**Aim of the exercise**
Each entry below is to be given again word for word, with no pictures.

**Extracted material**
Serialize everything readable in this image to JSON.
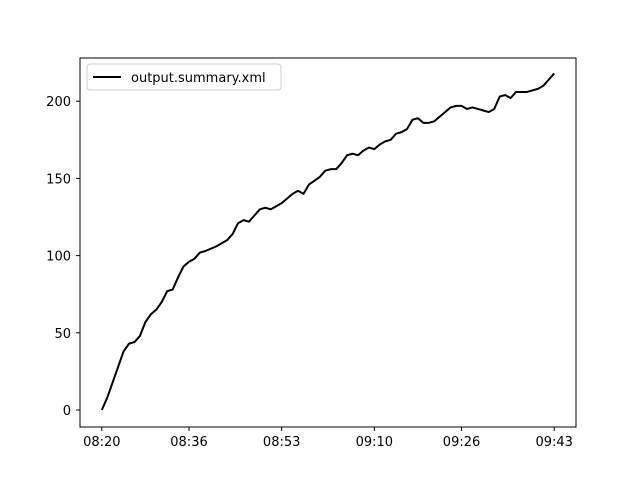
{
  "chart_data": {
    "type": "line",
    "title": "",
    "xlabel": "",
    "ylabel": "",
    "x_ticks": [
      "08:20",
      "08:36",
      "08:53",
      "09:10",
      "09:26",
      "09:43"
    ],
    "y_ticks": [
      "0",
      "50",
      "100",
      "150",
      "200"
    ],
    "xlim": [
      "08:16",
      "09:47"
    ],
    "ylim": [
      -11,
      228
    ],
    "grid": false,
    "legend": {
      "placement": "top-left",
      "entries": [
        "output.summary.xml"
      ]
    },
    "series": [
      {
        "name": "output.summary.xml",
        "color": "#000000",
        "points": [
          [
            "08:20",
            0
          ],
          [
            "08:21",
            8
          ],
          [
            "08:22",
            18
          ],
          [
            "08:23",
            28
          ],
          [
            "08:24",
            38
          ],
          [
            "08:25",
            43
          ],
          [
            "08:26",
            44
          ],
          [
            "08:27",
            48
          ],
          [
            "08:28",
            57
          ],
          [
            "08:29",
            62
          ],
          [
            "08:30",
            65
          ],
          [
            "08:31",
            70
          ],
          [
            "08:32",
            77
          ],
          [
            "08:33",
            78
          ],
          [
            "08:34",
            86
          ],
          [
            "08:35",
            93
          ],
          [
            "08:36",
            96
          ],
          [
            "08:37",
            98
          ],
          [
            "08:38",
            102
          ],
          [
            "08:39",
            103
          ],
          [
            "08:41",
            106
          ],
          [
            "08:43",
            110
          ],
          [
            "08:44",
            114
          ],
          [
            "08:45",
            121
          ],
          [
            "08:46",
            123
          ],
          [
            "08:47",
            122
          ],
          [
            "08:48",
            126
          ],
          [
            "08:49",
            130
          ],
          [
            "08:50",
            131
          ],
          [
            "08:51",
            130
          ],
          [
            "08:52",
            132
          ],
          [
            "08:53",
            134
          ],
          [
            "08:55",
            140
          ],
          [
            "08:56",
            142
          ],
          [
            "08:57",
            140
          ],
          [
            "08:58",
            146
          ],
          [
            "09:00",
            151
          ],
          [
            "09:01",
            155
          ],
          [
            "09:02",
            156
          ],
          [
            "09:03",
            156
          ],
          [
            "09:04",
            160
          ],
          [
            "09:05",
            165
          ],
          [
            "09:06",
            166
          ],
          [
            "09:07",
            165
          ],
          [
            "09:08",
            168
          ],
          [
            "09:09",
            170
          ],
          [
            "09:10",
            169
          ],
          [
            "09:11",
            172
          ],
          [
            "09:12",
            174
          ],
          [
            "09:13",
            175
          ],
          [
            "09:14",
            179
          ],
          [
            "09:15",
            180
          ],
          [
            "09:16",
            182
          ],
          [
            "09:17",
            188
          ],
          [
            "09:18",
            189
          ],
          [
            "09:19",
            186
          ],
          [
            "09:20",
            186
          ],
          [
            "09:21",
            187
          ],
          [
            "09:22",
            190
          ],
          [
            "09:23",
            193
          ],
          [
            "09:24",
            196
          ],
          [
            "09:25",
            197
          ],
          [
            "09:26",
            197
          ],
          [
            "09:27",
            195
          ],
          [
            "09:28",
            196
          ],
          [
            "09:29",
            195
          ],
          [
            "09:30",
            194
          ],
          [
            "09:31",
            193
          ],
          [
            "09:32",
            195
          ],
          [
            "09:33",
            203
          ],
          [
            "09:34",
            204
          ],
          [
            "09:35",
            202
          ],
          [
            "09:36",
            206
          ],
          [
            "09:37",
            206
          ],
          [
            "09:38",
            206
          ],
          [
            "09:39",
            207
          ],
          [
            "09:40",
            208
          ],
          [
            "09:41",
            210
          ],
          [
            "09:42",
            214
          ],
          [
            "09:43",
            218
          ]
        ]
      }
    ]
  }
}
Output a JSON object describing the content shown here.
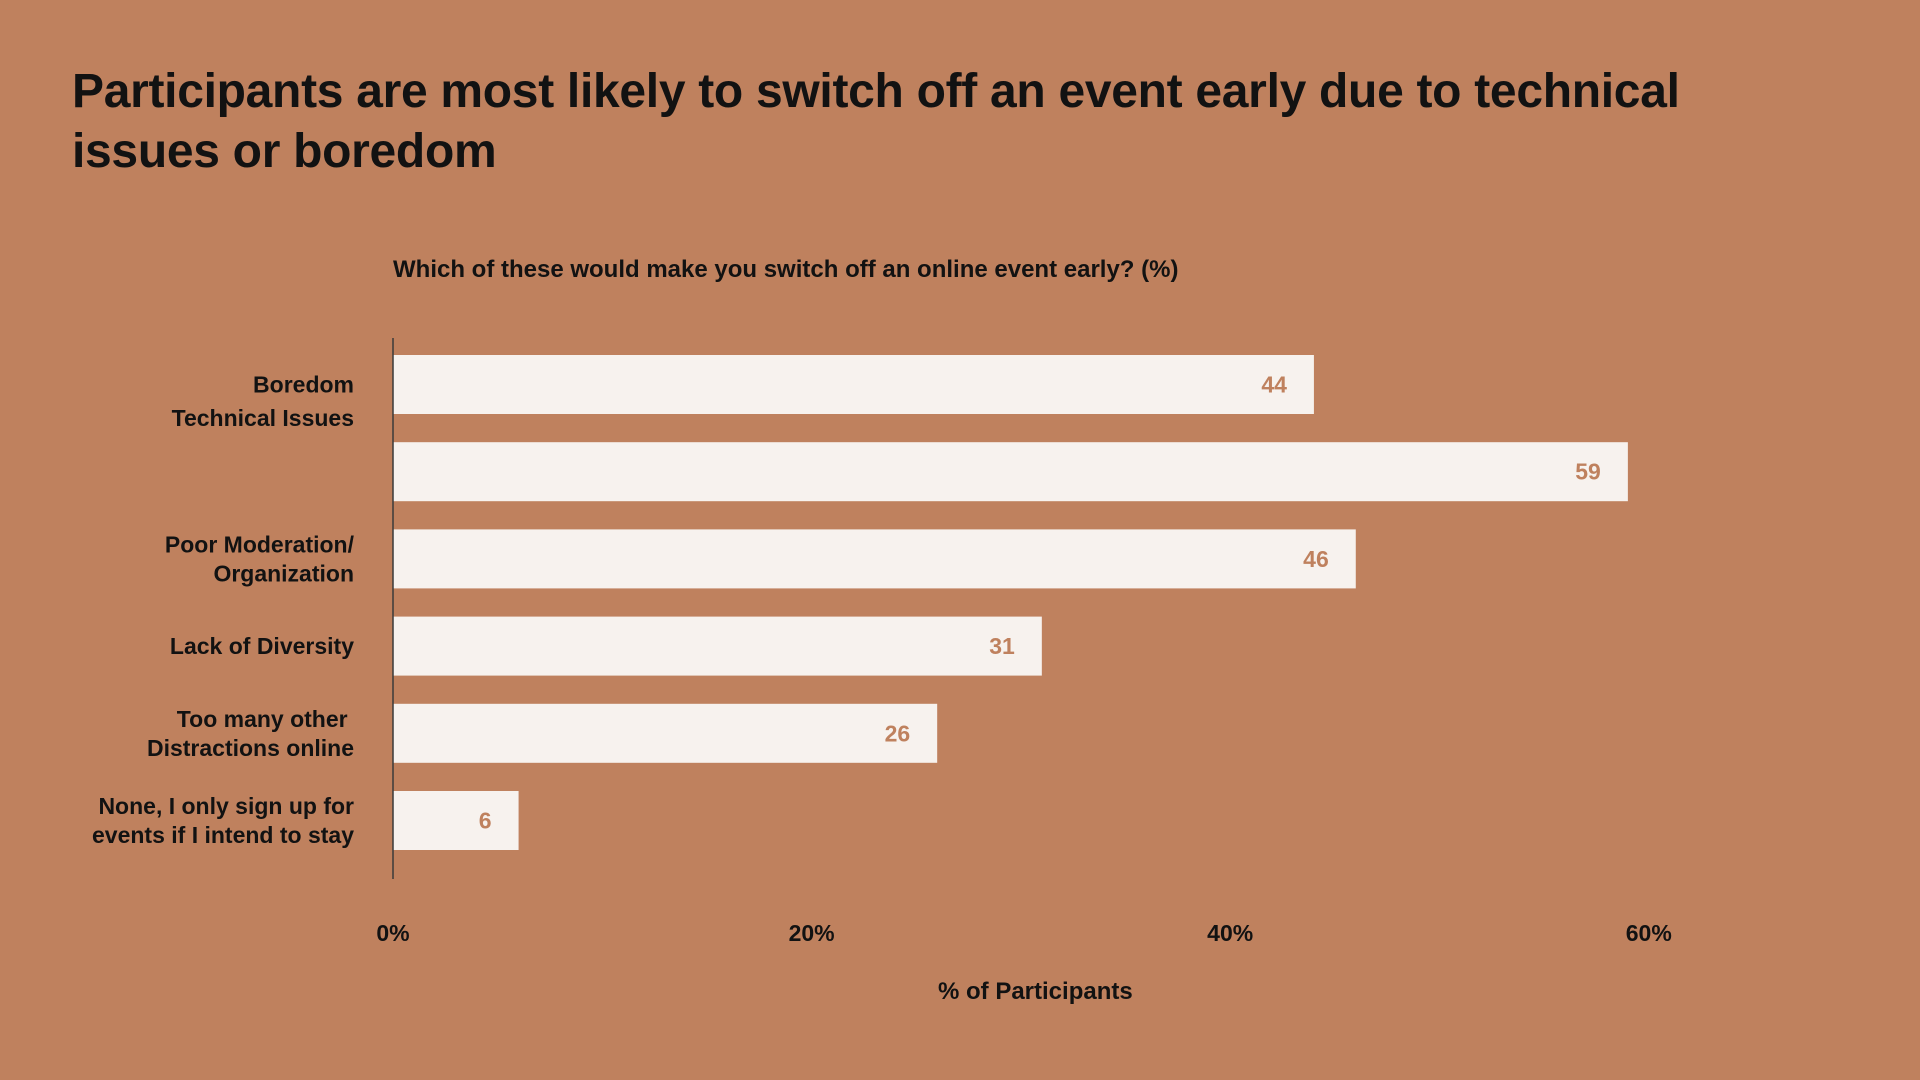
{
  "title": "Participants are most likely to switch off an event early due to technical issues or boredom",
  "colors": {
    "background": "#BF815E",
    "bar": "#F7F2EE",
    "bar_label": "#BF815E",
    "text": "#121212",
    "axis": "#3A3A3A"
  },
  "chart_data": {
    "type": "bar",
    "orientation": "horizontal",
    "title": "Which of these would make you switch off an online event early? (%)",
    "xlabel": "% of Participants",
    "ylabel": "",
    "categories": [
      [
        "Boredom"
      ],
      [
        "Technical Issues"
      ],
      [
        "Poor Moderation/",
        "Organization"
      ],
      [
        "Lack of Diversity"
      ],
      [
        "Too many other ",
        "Distractions online"
      ],
      [
        "None, I only sign up for",
        "events if I intend to stay"
      ]
    ],
    "values": [
      44,
      59,
      46,
      31,
      26,
      6
    ],
    "xlim": [
      0,
      60
    ],
    "xticks": [
      0,
      20,
      40,
      60
    ],
    "xtick_labels": [
      "0%",
      "20%",
      "40%",
      "60%"
    ],
    "data_labels": true,
    "grid": false,
    "legend": "none"
  }
}
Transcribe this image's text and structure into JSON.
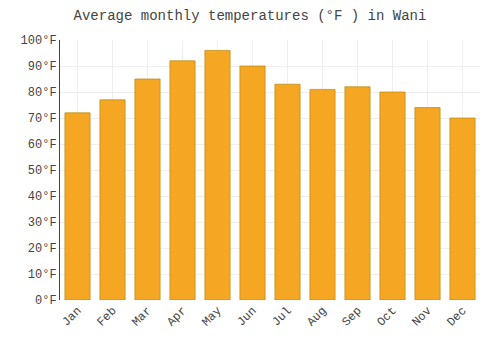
{
  "chart_data": {
    "type": "bar",
    "title": "Average monthly temperatures (°F ) in Wani",
    "categories": [
      "Jan",
      "Feb",
      "Mar",
      "Apr",
      "May",
      "Jun",
      "Jul",
      "Aug",
      "Sep",
      "Oct",
      "Nov",
      "Dec"
    ],
    "values": [
      72,
      77,
      85,
      92,
      96,
      90,
      83,
      81,
      82,
      80,
      74,
      70
    ],
    "color": "#F5A623",
    "ylim": [
      0,
      100
    ],
    "yticks": [
      {
        "value": 0,
        "label": "0°F"
      },
      {
        "value": 10,
        "label": "10°F"
      },
      {
        "value": 20,
        "label": "20°F"
      },
      {
        "value": 30,
        "label": "30°F"
      },
      {
        "value": 40,
        "label": "40°F"
      },
      {
        "value": 50,
        "label": "50°F"
      },
      {
        "value": 60,
        "label": "60°F"
      },
      {
        "value": 70,
        "label": "70°F"
      },
      {
        "value": 80,
        "label": "80°F"
      },
      {
        "value": 90,
        "label": "90°F"
      },
      {
        "value": 100,
        "label": "100°F"
      }
    ],
    "grid": true
  }
}
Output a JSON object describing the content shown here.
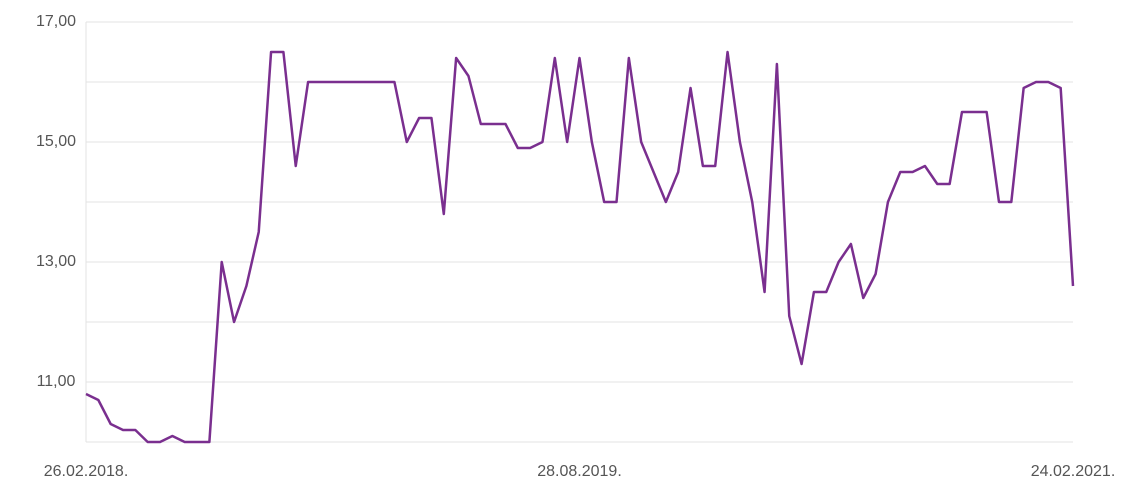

**Exercise output**
Serialize everything readable in this image to JSON.
{
  "chart_data": {
    "type": "line",
    "title": "",
    "xlabel": "",
    "ylabel": "",
    "x_ticks": [
      "08:20",
      "08:36",
      "08:53",
      "09:10",
      "09:26",
      "09:43"
    ],
    "y_ticks": [
      "0",
      "50",
      "100",
      "150",
      "200"
    ],
    "xlim": [
      "08:16",
      "09:47"
    ],
    "ylim": [
      -11,
      228
    ],
    "grid": false,
    "legend": {
      "placement": "top-left",
      "entries": [
        "output.summary.xml"
      ]
    },
    "series": [
      {
        "name": "output.summary.xml",
        "color": "#000000",
        "points": [
          [
            "08:20",
            0
          ],
          [
            "08:21",
            8
          ],
          [
            "08:22",
            18
          ],
          [
            "08:23",
            28
          ],
          [
            "08:24",
            38
          ],
          [
            "08:25",
            43
          ],
          [
            "08:26",
            44
          ],
          [
            "08:27",
            48
          ],
          [
            "08:28",
            57
          ],
          [
            "08:29",
            62
          ],
          [
            "08:30",
            65
          ],
          [
            "08:31",
            70
          ],
          [
            "08:32",
            77
          ],
          [
            "08:33",
            78
          ],
          [
            "08:34",
            86
          ],
          [
            "08:35",
            93
          ],
          [
            "08:36",
            96
          ],
          [
            "08:37",
            98
          ],
          [
            "08:38",
            102
          ],
          [
            "08:39",
            103
          ],
          [
            "08:41",
            106
          ],
          [
            "08:43",
            110
          ],
          [
            "08:44",
            114
          ],
          [
            "08:45",
            121
          ],
          [
            "08:46",
            123
          ],
          [
            "08:47",
            122
          ],
          [
            "08:48",
            126
          ],
          [
            "08:49",
            130
          ],
          [
            "08:50",
            131
          ],
          [
            "08:51",
            130
          ],
          [
            "08:52",
            132
          ],
          [
            "08:53",
            134
          ],
          [
            "08:55",
            140
          ],
          [
            "08:56",
            142
          ],
          [
            "08:57",
            140
          ],
          [
            "08:58",
            146
          ],
          [
            "09:00",
            151
          ],
          [
            "09:01",
            155
          ],
          [
            "09:02",
            156
          ],
          [
            "09:03",
            156
          ],
          [
            "09:04",
            160
          ],
          [
            "09:05",
            165
          ],
          [
            "09:06",
            166
          ],
          [
            "09:07",
            165
          ],
          [
            "09:08",
            168
          ],
          [
            "09:09",
            170
          ],
          [
            "09:10",
            169
          ],
          [
            "09:11",
            172
          ],
          [
            "09:12",
            174
          ],
          [
            "09:13",
            175
          ],
          [
            "09:14",
            179
          ],
          [
            "09:15",
            180
          ],
          [
            "09:16",
            182
          ],
          [
            "09:17",
            188
          ],
          [
            "09:18",
            189
          ],
          [
            "09:19",
            186
          ],
          [
            "09:20",
            186
          ],
          [
            "09:21",
            187
          ],
          [
            "09:22",
            190
          ],
          [
            "09:23",
            193
          ],
          [
            "09:24",
            196
          ],
          [
            "09:25",
            197
          ],
          [
            "09:26",
            197
          ],
          [
            "09:27",
            195
          ],
          [
            "09:28",
            196
          ],
          [
            "09:29",
            195
          ],
          [
            "09:30",
            194
          ],
          [
            "09:31",
            193
          ],
          [
            "09:32",
            195
          ],
          [
            "09:33",
            203
          ],
          [
            "09:34",
            204
          ],
          [
            "09:35",
            202
          ],
          [
            "09:36",
            206
          ],
          [
            "09:37",
            206
          ],
          [
            "09:38",
            206
          ],
          [
            "09:39",
            207
          ],
          [
            "09:40",
            208
          ],
          [
            "09:41",
            210
          ],
          [
            "09:42",
            214
          ],
          [
            "09:43",
            218
          ]
        ]
      }
    ]
  }
}
Output a JSON object describing the content shown here.
{
  "title": "Participants are most likely to switch off an event early due to technical issues or boredom",
  "colors": {
    "background": "#BF815E",
    "bar": "#F7F2EE",
    "bar_label": "#BF815E",
    "text": "#121212",
    "axis": "#3A3A3A"
  },
  "chart_data": {
    "type": "bar",
    "orientation": "horizontal",
    "title": "Which of these would make you switch off an online event early? (%)",
    "xlabel": "% of Participants",
    "ylabel": "",
    "categories": [
      [
        "Boredom"
      ],
      [
        "Technical Issues"
      ],
      [
        "Poor Moderation/",
        "Organization"
      ],
      [
        "Lack of Diversity"
      ],
      [
        "Too many other ",
        "Distractions online"
      ],
      [
        "None, I only sign up for",
        "events if I intend to stay"
      ]
    ],
    "values": [
      44,
      59,
      46,
      31,
      26,
      6
    ],
    "xlim": [
      0,
      60
    ],
    "xticks": [
      0,
      20,
      40,
      60
    ],
    "xtick_labels": [
      "0%",
      "20%",
      "40%",
      "60%"
    ],
    "data_labels": true,
    "grid": false,
    "legend": "none"
  }
}
Transcribe this image's text and structure into JSON.
{
  "chart_data": {
    "type": "bar",
    "title": "Average monthly temperatures (°F ) in Wani",
    "categories": [
      "Jan",
      "Feb",
      "Mar",
      "Apr",
      "May",
      "Jun",
      "Jul",
      "Aug",
      "Sep",
      "Oct",
      "Nov",
      "Dec"
    ],
    "values": [
      72,
      77,
      85,
      92,
      96,
      90,
      83,
      81,
      82,
      80,
      74,
      70
    ],
    "color": "#F5A623",
    "ylim": [
      0,
      100
    ],
    "yticks": [
      {
        "value": 0,
        "label": "0°F"
      },
      {
        "value": 10,
        "label": "10°F"
      },
      {
        "value": 20,
        "label": "20°F"
      },
      {
        "value": 30,
        "label": "30°F"
      },
      {
        "value": 40,
        "label": "40°F"
      },
      {
        "value": 50,
        "label": "50°F"
      },
      {
        "value": 60,
        "label": "60°F"
      },
      {
        "value": 70,
        "label": "70°F"
      },
      {
        "value": 80,
        "label": "80°F"
      },
      {
        "value": 90,
        "label": "90°F"
      },
      {
        "value": 100,
        "label": "100°F"
      }
    ],
    "grid": true
  }
}
Output a JSON object describing the content shown here.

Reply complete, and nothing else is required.